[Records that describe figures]
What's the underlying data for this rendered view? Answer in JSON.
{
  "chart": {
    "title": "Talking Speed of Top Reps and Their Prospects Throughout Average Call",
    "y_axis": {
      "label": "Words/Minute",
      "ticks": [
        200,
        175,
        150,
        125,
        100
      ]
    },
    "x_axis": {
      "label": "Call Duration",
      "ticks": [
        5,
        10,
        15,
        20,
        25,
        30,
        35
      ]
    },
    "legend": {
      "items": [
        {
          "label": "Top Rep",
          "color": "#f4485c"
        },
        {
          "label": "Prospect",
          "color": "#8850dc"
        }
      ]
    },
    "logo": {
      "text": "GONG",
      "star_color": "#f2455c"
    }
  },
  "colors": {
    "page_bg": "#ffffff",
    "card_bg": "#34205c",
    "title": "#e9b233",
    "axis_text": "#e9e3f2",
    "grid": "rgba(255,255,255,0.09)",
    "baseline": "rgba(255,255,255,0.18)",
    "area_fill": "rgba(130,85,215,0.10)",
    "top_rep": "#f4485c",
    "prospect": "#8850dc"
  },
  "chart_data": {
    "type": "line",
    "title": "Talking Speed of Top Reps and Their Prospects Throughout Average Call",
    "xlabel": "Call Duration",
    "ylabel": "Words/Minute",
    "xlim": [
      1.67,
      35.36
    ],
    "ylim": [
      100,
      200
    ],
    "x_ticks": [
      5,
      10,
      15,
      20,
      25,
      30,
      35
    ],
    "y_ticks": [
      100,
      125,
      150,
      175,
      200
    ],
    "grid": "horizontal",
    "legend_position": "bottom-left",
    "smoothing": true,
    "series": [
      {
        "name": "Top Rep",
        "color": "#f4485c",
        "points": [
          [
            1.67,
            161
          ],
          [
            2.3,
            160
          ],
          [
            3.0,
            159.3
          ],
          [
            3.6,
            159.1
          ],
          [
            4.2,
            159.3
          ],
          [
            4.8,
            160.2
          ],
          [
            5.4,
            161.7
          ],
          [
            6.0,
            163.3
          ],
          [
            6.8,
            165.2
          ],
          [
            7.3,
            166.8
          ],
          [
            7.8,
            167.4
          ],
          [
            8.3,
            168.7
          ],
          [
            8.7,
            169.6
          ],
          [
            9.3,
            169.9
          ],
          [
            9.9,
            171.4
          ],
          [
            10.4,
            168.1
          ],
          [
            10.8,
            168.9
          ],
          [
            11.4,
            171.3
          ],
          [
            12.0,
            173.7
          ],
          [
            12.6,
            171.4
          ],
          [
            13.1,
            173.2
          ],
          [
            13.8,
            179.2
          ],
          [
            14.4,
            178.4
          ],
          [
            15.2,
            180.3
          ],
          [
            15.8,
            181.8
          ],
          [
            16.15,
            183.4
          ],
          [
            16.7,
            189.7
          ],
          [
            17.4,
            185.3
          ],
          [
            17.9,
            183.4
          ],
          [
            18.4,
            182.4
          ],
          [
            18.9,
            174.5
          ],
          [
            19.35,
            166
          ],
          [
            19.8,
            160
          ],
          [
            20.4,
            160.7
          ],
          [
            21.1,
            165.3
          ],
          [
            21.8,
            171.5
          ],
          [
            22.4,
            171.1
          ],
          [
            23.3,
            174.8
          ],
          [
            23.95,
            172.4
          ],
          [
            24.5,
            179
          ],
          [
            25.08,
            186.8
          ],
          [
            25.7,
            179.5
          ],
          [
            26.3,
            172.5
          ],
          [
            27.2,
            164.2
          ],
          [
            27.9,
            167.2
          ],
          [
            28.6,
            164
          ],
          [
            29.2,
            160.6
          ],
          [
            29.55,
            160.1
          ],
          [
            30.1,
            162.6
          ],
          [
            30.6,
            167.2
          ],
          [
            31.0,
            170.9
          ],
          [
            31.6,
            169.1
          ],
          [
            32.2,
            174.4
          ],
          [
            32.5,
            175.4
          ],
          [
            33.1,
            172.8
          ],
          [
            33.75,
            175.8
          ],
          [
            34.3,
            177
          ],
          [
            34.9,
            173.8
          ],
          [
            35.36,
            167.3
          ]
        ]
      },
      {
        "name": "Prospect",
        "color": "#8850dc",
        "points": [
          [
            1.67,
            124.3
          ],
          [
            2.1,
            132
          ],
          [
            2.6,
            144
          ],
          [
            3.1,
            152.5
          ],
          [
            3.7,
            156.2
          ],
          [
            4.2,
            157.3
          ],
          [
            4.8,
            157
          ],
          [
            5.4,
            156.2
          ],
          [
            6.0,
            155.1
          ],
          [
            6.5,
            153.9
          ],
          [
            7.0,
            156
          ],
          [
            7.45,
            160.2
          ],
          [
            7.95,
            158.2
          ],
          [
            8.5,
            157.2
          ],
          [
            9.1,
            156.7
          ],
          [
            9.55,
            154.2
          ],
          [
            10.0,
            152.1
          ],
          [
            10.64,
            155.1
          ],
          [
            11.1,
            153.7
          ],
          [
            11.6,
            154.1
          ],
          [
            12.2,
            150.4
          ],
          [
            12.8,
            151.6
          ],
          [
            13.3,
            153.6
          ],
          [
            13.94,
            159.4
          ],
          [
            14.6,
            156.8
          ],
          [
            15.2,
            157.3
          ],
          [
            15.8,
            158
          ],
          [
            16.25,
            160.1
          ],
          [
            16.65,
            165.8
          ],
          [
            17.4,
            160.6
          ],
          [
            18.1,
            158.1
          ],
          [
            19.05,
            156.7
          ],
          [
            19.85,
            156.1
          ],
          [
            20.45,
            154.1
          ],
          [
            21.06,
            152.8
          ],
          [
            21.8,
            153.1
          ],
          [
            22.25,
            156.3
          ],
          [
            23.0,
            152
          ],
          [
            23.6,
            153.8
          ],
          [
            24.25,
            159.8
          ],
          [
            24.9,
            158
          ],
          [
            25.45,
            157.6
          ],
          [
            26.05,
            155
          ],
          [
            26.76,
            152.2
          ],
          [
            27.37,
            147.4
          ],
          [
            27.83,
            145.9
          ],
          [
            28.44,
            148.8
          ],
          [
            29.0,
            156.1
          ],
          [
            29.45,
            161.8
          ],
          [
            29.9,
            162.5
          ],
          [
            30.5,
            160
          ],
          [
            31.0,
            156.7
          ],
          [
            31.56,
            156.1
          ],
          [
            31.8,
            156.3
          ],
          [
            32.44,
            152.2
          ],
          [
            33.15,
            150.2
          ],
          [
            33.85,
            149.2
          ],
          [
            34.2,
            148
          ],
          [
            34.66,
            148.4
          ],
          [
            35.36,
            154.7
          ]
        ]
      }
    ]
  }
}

=== YOUR GOAL ===
Filter the listing for the word "rgba" and copy every line that holds it.

=== FULL ANSWER ===
    "grid": "rgba(255,255,255,0.09)",
    "baseline": "rgba(255,255,255,0.18)",
    "area_fill": "rgba(130,85,215,0.10)",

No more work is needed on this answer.